▶ _Aim_
Every line with the string "Trading" should be gathered.

────────

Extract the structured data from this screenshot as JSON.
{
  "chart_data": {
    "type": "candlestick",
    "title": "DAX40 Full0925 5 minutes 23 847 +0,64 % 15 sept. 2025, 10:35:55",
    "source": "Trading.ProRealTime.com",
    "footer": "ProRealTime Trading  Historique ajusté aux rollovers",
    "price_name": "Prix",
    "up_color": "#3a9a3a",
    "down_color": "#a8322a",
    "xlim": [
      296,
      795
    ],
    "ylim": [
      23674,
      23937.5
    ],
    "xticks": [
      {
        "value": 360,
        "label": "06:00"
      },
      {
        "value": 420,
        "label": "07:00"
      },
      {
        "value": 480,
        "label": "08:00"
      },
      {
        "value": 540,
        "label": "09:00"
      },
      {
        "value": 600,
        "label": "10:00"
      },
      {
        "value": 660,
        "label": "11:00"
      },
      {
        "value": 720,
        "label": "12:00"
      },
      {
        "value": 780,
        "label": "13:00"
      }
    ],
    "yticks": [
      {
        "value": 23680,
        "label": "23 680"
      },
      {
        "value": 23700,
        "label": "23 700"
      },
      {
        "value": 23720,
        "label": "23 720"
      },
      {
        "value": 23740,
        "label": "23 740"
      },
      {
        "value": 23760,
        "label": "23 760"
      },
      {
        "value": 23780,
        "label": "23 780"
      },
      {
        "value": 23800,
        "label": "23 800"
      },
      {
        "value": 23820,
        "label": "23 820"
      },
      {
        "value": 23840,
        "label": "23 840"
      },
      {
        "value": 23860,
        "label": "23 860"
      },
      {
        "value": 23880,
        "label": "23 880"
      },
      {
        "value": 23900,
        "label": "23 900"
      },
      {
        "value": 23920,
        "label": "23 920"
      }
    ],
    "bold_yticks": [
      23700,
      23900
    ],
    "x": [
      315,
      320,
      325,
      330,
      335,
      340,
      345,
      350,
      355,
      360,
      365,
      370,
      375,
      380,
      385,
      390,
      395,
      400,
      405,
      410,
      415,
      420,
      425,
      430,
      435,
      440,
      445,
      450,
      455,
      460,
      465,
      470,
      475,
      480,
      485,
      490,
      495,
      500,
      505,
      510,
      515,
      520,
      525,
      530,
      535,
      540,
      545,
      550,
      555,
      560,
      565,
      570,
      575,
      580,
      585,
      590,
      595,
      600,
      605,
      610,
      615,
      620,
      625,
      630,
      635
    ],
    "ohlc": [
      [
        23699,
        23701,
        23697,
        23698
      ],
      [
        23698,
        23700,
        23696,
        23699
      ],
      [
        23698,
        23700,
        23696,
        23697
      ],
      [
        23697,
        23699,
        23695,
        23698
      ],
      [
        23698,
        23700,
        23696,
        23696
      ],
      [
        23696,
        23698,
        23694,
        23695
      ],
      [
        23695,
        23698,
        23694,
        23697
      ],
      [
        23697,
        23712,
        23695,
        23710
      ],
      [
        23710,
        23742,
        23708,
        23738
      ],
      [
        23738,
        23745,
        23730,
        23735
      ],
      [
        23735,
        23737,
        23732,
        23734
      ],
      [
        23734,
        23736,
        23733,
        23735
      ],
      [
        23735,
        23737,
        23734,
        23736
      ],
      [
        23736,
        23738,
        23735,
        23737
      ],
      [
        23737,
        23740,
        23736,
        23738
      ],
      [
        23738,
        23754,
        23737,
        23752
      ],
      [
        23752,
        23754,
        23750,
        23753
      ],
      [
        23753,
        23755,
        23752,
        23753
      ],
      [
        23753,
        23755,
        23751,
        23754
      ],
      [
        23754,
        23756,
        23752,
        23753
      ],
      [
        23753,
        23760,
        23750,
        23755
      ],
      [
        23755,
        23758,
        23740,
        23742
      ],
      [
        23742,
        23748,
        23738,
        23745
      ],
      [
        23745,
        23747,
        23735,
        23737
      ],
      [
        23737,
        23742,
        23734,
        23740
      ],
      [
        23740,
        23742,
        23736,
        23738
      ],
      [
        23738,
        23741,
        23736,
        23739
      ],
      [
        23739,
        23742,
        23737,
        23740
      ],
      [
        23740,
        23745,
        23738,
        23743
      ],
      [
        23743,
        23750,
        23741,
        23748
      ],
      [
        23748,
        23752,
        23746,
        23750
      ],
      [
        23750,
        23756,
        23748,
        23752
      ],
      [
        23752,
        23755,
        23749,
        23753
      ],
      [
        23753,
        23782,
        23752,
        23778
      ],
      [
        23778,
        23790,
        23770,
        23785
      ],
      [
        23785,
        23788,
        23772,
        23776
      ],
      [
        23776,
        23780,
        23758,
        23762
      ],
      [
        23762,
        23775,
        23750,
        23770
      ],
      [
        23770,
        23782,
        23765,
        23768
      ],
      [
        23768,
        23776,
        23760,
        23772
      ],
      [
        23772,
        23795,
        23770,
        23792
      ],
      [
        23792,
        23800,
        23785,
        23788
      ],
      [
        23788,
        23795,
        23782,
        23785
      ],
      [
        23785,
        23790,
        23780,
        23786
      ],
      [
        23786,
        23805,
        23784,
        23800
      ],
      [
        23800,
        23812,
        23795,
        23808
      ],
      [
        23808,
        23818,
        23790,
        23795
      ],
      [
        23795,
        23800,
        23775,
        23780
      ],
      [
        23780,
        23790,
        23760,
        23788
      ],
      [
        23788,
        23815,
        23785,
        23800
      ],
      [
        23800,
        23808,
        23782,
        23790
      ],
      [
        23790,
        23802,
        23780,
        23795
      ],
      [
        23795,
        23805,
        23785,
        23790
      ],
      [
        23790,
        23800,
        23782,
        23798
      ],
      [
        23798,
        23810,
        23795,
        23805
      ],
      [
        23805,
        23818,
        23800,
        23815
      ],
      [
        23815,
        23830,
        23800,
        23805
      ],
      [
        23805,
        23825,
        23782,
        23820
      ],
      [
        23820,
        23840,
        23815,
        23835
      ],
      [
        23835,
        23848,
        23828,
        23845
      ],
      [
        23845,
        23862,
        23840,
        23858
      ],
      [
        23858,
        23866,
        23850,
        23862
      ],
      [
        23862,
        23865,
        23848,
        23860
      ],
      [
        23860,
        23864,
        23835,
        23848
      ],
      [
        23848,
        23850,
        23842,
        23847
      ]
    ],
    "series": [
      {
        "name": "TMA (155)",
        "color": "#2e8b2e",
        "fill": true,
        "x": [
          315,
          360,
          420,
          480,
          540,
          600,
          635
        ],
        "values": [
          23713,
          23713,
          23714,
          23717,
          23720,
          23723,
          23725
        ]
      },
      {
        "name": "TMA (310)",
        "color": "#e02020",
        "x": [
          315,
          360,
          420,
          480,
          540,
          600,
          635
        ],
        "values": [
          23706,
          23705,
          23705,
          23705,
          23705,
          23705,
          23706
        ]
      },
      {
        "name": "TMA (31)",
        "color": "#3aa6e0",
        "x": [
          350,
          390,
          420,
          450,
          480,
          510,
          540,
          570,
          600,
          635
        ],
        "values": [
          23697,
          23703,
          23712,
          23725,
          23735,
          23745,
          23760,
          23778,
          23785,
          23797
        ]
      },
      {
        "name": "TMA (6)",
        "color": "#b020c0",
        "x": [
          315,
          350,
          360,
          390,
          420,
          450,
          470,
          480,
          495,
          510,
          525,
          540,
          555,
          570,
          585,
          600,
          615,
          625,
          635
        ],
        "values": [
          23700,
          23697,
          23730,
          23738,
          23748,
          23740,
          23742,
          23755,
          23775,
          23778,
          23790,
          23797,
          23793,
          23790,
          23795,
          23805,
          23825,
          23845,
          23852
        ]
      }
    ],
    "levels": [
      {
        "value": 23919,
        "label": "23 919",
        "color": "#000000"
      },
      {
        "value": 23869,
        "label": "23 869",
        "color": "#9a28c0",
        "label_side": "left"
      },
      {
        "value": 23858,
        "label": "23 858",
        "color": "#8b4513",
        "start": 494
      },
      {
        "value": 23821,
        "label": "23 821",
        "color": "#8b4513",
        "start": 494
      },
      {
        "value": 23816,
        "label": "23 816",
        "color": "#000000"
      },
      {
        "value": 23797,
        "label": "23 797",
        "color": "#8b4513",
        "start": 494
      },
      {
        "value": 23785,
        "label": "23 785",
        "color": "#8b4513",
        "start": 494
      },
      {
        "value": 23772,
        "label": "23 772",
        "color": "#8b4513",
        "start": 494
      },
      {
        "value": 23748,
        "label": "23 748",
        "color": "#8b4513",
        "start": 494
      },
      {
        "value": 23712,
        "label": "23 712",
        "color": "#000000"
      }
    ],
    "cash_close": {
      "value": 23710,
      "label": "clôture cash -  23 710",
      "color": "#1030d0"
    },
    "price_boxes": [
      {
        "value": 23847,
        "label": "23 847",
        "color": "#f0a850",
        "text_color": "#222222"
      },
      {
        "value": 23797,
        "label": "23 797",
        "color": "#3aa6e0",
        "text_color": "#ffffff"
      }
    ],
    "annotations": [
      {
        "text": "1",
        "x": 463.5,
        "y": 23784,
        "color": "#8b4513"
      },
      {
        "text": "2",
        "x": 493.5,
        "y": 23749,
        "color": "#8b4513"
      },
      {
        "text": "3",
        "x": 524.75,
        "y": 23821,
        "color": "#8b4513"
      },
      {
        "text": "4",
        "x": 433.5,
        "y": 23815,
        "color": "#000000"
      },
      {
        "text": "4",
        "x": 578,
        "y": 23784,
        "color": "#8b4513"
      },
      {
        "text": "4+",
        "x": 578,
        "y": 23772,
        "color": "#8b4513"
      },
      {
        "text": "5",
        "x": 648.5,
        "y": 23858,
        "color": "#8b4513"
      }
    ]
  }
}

────────

▶ _Full output_
    "source": "Trading.ProRealTime.com",
    "footer": "ProRealTime Trading  Historique ajusté aux rollovers",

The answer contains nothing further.